EXERCISE: Show every line that has the string "Regression" in it.

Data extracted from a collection

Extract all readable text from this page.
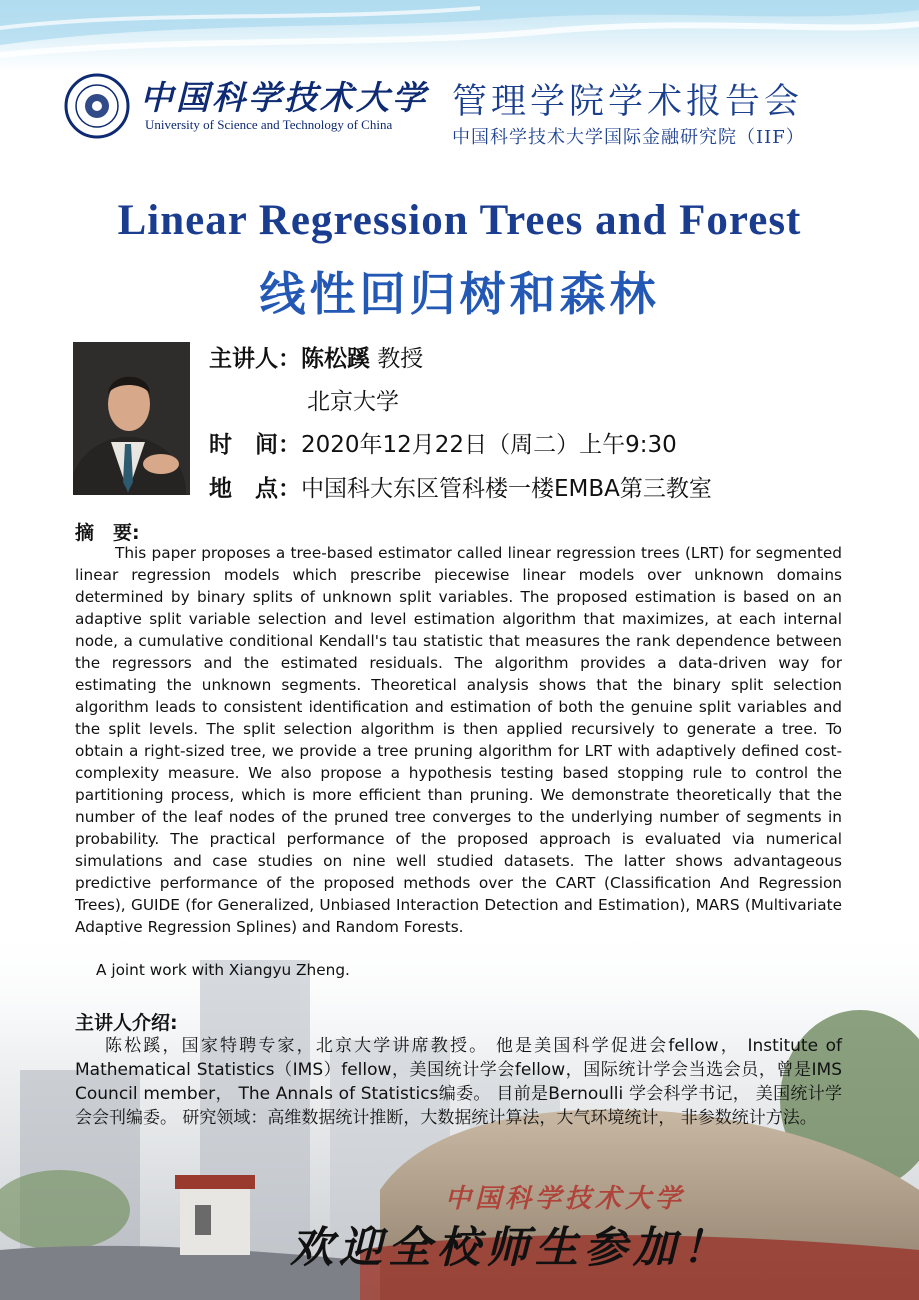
中国科学技术大学
University of Science and Technology of China
管理学院学术报告会
中国科学技术大学国际金融研究院（IIF）
Linear Regression Trees and Forest
线性回归树和森林
主讲人：陈松蹊 教授
北京大学
时　间：2020年12月22日（周二）上午9:30
地　点：中国科大东区管科楼一楼EMBA第三教室
摘　要:

This paper proposes a tree-based estimator called linear regression trees (LRT) for segmented linear regression models which prescribe piecewise linear models over unknown domains determined by binary splits of unknown split variables. The proposed estimation is based on an adaptive split variable selection and level estimation algorithm that maximizes, at each internal node, a cumulative conditional Kendall's tau statistic that measures the rank dependence between the regressors and the estimated residuals. The algorithm provides a data-driven way for estimating the unknown segments. Theoretical analysis shows that the binary split selection algorithm leads to consistent identification and estimation of both the genuine split variables and the split levels. The split selection algorithm is then applied recursively to generate a tree. To obtain a right-sized tree, we provide a tree pruning algorithm for LRT with adaptively defined cost-complexity measure. We also propose a hypothesis testing based stopping rule to control the partitioning process, which is more efficient than pruning. We demonstrate theoretically that the number of the leaf nodes of the pruned tree converges to the underlying number of segments in probability. The practical performance of the proposed approach is evaluated via numerical simulations and case studies on nine well studied datasets. The latter shows advantageous predictive performance of the proposed methods over the CART (Classification And Regression Trees), GUIDE (for Generalized, Unbiased Interaction Detection and Estimation), MARS (Multivariate Adaptive Regression Splines) and Random Forests.

A joint work with Xiangyu Zheng.
主讲人介绍:

陈松蹊，国家特聘专家，北京大学讲席教授。 他是美国科学促进会fellow， Institute of Mathematical Statistics（IMS）fellow，美国统计学会fellow，国际统计学会当选会员，曾是IMS Council member， The Annals of Statistics编委。 目前是Bernoulli 学会科学书记， 美国统计学会会刊编委。 研究领域：高维数据统计推断，大数据统计算法，大气环境统计， 非参数统计方法。

中国科学技术大学
欢迎全校师生参加！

FULL ANSWER:
Linear Regression Trees and Forest
This paper proposes a tree-based estimator called linear regression trees (LRT) for segmented linear regression models which prescribe piecewise linear models over unknown domains determined by binary splits of unknown split variables. The proposed estimation is based on an adaptive split variable selection and level estimation algorithm that maximizes, at each internal node, a cumulative conditional Kendall's tau statistic that measures the rank dependence between the regressors and the estimated residuals. The algorithm provides a data-driven way for estimating the unknown segments. Theoretical analysis shows that the binary split selection algorithm leads to consistent identification and estimation of both the genuine split variables and the split levels. The split selection algorithm is then applied recursively to generate a tree. To obtain a right-sized tree, we provide a tree pruning algorithm for LRT with adaptively defined cost-complexity measure. We also propose a hypothesis testing based stopping rule to control the partitioning process, which is more efficient than pruning. We demonstrate theoretically that the number of the leaf nodes of the pruned tree converges to the underlying number of segments in probability. The practical performance of the proposed approach is evaluated via numerical simulations and case studies on nine well studied datasets. The latter shows advantageous predictive performance of the proposed methods over the CART (Classification And Regression Trees), GUIDE (for Generalized, Unbiased Interaction Detection and Estimation), MARS (Multivariate Adaptive Regression Splines) and Random Forests.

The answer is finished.